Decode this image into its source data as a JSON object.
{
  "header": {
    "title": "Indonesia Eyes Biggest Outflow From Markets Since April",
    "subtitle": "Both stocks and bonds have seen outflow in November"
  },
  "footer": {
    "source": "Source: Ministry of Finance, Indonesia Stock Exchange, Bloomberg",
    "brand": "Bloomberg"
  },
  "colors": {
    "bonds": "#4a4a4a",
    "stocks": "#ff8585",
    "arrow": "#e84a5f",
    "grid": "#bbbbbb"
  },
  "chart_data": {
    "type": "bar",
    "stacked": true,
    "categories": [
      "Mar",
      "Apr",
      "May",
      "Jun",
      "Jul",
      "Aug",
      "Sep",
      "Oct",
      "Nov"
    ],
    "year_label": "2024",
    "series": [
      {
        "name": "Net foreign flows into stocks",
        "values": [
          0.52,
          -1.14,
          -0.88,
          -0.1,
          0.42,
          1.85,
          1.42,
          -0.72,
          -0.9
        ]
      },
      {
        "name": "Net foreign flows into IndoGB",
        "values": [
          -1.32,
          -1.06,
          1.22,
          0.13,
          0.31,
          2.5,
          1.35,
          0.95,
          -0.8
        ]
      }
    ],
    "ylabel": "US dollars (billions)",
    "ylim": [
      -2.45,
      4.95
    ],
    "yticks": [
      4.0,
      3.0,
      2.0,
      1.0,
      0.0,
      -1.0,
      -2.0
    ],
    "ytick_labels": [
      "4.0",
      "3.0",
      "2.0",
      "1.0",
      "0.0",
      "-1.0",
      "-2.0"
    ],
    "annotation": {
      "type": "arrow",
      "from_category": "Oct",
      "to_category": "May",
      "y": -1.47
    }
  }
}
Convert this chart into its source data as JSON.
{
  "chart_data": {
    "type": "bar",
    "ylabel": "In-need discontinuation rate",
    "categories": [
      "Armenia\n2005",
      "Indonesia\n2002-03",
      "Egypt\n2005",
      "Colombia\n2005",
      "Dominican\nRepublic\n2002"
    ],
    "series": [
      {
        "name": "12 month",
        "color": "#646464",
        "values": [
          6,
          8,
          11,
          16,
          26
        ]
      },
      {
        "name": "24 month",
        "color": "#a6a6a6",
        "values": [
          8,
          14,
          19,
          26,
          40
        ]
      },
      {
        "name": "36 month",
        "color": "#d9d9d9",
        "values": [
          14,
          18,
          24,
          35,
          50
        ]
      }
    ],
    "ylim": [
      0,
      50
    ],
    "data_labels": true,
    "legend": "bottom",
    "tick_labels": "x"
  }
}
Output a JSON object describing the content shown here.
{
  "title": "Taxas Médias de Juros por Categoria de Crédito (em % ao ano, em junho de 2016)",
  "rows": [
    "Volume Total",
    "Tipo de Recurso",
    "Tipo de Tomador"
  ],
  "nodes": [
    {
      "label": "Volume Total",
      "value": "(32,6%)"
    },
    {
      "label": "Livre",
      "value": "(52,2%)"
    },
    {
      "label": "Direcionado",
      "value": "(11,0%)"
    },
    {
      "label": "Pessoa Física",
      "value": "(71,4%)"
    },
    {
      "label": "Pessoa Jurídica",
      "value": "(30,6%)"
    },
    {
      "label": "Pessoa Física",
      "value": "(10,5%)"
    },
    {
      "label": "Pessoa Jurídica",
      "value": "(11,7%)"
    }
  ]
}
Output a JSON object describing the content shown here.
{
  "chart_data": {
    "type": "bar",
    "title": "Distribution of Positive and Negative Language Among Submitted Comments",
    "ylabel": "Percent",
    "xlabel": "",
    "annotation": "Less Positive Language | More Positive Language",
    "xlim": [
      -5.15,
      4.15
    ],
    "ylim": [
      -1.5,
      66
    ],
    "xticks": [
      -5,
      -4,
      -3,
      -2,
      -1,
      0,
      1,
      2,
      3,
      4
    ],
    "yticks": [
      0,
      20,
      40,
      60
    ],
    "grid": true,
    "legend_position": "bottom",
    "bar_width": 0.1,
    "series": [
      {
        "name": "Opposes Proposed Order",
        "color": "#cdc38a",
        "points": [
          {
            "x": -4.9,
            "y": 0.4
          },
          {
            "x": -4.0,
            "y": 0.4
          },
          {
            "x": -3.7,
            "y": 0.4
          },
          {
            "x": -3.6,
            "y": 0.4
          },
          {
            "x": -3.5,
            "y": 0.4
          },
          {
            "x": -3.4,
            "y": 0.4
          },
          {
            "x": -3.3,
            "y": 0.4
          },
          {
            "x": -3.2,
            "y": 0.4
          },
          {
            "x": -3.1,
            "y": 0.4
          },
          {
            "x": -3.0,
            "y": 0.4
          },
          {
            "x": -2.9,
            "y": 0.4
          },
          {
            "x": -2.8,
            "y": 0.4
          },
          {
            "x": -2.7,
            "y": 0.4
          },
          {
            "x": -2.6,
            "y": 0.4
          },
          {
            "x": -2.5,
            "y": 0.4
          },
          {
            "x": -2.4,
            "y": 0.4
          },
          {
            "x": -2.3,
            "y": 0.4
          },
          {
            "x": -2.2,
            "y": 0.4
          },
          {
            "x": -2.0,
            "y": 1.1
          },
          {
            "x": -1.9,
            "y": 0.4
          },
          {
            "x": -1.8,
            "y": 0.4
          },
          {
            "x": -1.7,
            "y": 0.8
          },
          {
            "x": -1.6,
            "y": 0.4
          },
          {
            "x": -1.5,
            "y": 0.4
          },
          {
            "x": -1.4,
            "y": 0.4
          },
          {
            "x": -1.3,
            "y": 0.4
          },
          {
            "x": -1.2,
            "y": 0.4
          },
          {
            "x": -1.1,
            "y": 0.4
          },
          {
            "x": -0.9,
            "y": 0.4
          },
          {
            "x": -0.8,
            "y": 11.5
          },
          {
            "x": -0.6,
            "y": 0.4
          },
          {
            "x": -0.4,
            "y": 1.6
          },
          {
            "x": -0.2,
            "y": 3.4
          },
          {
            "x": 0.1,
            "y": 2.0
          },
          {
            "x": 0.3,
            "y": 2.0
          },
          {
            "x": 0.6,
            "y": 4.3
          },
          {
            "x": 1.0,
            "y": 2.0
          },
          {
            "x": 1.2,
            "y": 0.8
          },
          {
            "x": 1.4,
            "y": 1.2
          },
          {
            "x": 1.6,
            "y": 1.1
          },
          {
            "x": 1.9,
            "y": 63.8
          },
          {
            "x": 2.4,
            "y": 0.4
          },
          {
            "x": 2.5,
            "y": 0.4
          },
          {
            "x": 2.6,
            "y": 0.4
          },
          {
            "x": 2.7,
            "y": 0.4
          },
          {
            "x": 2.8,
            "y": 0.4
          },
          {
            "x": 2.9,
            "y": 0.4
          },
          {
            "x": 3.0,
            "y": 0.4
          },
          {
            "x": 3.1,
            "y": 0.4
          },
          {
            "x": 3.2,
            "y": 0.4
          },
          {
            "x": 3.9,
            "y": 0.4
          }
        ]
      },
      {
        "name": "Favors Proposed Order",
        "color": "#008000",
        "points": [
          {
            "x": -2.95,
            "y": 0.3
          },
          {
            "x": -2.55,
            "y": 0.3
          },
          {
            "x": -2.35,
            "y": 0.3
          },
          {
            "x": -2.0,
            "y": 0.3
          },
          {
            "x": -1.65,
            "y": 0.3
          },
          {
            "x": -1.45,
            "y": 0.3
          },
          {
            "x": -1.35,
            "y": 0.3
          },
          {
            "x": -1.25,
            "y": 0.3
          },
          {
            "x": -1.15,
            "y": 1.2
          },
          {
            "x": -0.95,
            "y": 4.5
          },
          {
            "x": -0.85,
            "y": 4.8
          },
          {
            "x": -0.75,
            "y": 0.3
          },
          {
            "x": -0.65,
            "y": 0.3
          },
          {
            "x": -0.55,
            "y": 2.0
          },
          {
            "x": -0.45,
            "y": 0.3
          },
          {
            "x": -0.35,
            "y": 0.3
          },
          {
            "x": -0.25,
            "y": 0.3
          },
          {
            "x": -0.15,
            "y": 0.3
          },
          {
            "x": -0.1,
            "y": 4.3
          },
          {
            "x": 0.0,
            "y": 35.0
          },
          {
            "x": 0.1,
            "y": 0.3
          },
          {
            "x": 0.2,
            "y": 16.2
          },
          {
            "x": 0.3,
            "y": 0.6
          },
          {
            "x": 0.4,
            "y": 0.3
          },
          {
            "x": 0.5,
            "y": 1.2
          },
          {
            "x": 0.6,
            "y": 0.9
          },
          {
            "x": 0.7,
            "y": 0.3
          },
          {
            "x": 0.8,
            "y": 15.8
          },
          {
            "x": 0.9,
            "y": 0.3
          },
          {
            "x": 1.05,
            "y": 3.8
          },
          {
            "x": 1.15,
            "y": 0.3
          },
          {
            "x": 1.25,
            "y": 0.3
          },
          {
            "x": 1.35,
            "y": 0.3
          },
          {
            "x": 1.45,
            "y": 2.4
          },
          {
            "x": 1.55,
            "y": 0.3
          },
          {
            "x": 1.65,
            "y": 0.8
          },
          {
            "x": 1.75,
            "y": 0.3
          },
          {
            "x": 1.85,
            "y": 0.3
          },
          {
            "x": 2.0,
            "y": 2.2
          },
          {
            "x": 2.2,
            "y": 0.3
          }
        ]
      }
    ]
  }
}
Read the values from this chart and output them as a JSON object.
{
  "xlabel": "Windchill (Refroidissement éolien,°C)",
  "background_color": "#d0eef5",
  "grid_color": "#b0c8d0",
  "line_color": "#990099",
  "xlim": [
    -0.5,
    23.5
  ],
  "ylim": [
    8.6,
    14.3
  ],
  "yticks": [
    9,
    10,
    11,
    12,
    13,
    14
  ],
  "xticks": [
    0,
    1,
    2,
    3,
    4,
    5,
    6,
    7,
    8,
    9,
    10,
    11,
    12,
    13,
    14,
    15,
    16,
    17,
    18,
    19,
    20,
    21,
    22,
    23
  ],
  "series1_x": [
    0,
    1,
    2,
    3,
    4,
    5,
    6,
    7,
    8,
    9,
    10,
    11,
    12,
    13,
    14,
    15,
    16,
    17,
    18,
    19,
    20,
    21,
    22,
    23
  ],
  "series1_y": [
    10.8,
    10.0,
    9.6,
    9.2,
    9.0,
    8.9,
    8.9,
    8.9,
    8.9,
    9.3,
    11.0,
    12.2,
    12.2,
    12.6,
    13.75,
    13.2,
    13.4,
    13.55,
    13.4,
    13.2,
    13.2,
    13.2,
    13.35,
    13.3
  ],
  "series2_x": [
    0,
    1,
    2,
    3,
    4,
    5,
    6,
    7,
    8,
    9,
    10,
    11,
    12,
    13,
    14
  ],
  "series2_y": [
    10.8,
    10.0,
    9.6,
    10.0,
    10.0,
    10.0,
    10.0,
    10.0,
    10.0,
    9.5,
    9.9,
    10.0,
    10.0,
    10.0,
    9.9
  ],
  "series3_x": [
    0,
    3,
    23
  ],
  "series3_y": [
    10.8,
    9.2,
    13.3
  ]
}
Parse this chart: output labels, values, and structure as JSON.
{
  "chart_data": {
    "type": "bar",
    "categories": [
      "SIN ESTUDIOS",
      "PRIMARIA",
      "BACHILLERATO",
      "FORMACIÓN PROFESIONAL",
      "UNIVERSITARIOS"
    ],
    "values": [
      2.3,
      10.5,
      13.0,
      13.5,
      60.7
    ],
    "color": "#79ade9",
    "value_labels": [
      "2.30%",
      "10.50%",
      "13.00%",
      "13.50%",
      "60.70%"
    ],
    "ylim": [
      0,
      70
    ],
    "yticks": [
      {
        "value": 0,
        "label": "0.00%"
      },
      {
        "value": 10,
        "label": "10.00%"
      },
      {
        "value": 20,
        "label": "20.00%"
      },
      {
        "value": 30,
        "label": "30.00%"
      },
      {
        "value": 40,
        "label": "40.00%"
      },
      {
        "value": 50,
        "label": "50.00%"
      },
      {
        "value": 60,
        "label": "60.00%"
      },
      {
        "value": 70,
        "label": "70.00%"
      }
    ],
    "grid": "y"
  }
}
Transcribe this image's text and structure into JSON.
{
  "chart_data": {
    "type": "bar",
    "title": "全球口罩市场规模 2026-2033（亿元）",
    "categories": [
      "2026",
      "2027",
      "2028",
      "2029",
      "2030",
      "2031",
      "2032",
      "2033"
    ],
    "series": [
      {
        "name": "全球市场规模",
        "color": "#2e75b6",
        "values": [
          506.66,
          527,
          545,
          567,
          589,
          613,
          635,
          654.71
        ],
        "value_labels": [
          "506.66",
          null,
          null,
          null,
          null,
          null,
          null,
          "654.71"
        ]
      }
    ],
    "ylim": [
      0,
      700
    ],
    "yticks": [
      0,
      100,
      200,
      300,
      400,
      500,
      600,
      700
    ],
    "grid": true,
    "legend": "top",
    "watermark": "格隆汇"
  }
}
━━━
- **What you should do**:
Identify which lines contain the word "structure" and copy each one.

- **Completed task**:
Parse this chart: output labels, values, and structure as JSON.
Transcribe this image's text and structure into JSON.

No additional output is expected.